Request: Answer with one number: how many lines have "color".

** start of Dataset entries **

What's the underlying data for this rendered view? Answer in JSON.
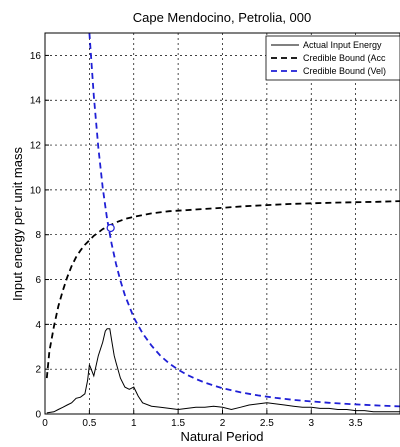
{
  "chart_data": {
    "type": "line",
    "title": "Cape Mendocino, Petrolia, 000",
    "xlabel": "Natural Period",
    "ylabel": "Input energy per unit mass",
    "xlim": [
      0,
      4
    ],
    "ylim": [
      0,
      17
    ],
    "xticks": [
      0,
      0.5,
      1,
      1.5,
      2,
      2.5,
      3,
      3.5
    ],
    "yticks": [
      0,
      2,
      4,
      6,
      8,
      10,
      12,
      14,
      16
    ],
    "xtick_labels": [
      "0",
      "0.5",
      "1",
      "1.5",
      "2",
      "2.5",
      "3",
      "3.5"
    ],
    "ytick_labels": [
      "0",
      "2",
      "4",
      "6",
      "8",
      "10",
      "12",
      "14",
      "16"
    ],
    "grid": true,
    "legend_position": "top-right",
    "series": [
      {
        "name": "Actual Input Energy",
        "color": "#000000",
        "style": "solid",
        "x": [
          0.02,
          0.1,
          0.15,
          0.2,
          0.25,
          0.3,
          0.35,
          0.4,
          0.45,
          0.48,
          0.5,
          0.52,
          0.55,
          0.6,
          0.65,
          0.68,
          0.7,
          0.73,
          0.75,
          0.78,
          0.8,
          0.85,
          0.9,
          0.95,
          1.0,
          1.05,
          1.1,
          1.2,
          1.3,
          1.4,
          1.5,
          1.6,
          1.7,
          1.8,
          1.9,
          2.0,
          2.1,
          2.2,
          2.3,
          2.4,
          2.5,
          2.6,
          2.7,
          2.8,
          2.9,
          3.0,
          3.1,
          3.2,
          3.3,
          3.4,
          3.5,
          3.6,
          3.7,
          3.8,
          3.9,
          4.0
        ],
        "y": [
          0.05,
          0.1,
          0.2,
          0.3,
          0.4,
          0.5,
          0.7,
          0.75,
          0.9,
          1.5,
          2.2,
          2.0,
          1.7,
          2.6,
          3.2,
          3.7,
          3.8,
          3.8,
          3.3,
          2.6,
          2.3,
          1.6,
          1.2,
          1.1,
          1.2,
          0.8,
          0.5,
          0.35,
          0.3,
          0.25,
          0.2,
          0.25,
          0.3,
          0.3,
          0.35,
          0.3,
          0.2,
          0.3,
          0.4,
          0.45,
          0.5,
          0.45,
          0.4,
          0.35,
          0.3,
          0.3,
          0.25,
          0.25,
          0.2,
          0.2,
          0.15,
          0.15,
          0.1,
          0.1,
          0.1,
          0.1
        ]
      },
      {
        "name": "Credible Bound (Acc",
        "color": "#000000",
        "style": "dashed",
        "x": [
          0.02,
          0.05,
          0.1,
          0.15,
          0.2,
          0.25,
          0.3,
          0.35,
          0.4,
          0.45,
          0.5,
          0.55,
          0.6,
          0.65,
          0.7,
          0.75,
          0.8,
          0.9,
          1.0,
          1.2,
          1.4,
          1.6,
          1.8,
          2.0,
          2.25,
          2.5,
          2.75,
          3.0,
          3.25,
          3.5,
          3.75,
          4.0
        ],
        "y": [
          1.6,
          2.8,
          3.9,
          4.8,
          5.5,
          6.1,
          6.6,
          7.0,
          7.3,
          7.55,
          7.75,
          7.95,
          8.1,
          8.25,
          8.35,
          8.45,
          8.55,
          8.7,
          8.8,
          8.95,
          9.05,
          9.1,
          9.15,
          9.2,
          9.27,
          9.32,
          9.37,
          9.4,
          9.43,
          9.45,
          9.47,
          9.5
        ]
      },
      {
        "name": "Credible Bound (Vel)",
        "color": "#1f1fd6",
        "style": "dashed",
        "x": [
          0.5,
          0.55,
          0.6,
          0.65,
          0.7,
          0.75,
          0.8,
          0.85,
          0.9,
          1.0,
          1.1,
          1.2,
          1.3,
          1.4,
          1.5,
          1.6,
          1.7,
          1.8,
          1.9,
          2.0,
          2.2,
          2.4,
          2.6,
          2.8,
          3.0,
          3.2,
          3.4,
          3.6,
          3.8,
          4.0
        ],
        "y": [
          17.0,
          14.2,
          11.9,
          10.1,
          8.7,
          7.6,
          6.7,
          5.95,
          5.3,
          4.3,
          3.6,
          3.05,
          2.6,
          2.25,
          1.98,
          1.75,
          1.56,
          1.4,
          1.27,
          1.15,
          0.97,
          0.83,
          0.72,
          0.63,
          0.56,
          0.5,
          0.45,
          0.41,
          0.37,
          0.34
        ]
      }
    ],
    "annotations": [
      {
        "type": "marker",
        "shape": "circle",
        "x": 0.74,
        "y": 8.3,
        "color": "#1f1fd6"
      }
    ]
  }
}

** end of Dataset entries **

Answer to the exercise: 4